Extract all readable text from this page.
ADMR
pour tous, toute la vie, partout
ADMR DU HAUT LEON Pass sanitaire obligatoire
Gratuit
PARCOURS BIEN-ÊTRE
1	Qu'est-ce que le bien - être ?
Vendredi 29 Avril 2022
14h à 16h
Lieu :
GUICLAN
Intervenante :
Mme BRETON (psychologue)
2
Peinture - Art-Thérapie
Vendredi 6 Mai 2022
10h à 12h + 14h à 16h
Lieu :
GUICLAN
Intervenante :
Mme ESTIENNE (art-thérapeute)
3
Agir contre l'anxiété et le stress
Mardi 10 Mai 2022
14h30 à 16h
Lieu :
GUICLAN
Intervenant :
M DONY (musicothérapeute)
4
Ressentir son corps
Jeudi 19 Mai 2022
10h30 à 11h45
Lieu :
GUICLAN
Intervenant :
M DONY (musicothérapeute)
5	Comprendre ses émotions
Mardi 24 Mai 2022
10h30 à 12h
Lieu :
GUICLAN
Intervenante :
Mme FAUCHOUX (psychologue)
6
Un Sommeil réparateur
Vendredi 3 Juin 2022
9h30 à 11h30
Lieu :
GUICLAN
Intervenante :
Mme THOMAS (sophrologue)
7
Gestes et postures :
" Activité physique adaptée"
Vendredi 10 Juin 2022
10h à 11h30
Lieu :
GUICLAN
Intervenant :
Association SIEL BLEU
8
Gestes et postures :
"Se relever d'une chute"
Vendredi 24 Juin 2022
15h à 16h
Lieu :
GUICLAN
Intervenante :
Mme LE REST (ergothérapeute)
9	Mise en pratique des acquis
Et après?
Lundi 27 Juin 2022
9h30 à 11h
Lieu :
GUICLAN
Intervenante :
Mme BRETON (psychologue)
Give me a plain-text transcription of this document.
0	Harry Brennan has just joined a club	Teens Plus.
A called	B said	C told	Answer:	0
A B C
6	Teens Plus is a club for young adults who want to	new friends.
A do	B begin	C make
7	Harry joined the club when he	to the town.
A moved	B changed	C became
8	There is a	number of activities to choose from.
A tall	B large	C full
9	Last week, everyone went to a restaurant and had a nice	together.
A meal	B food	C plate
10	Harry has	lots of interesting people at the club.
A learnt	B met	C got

+===+

Look through the listing and extract every line with "from" in it.

Extract all readable text from this page.
8	There is a	number of activities to choose from.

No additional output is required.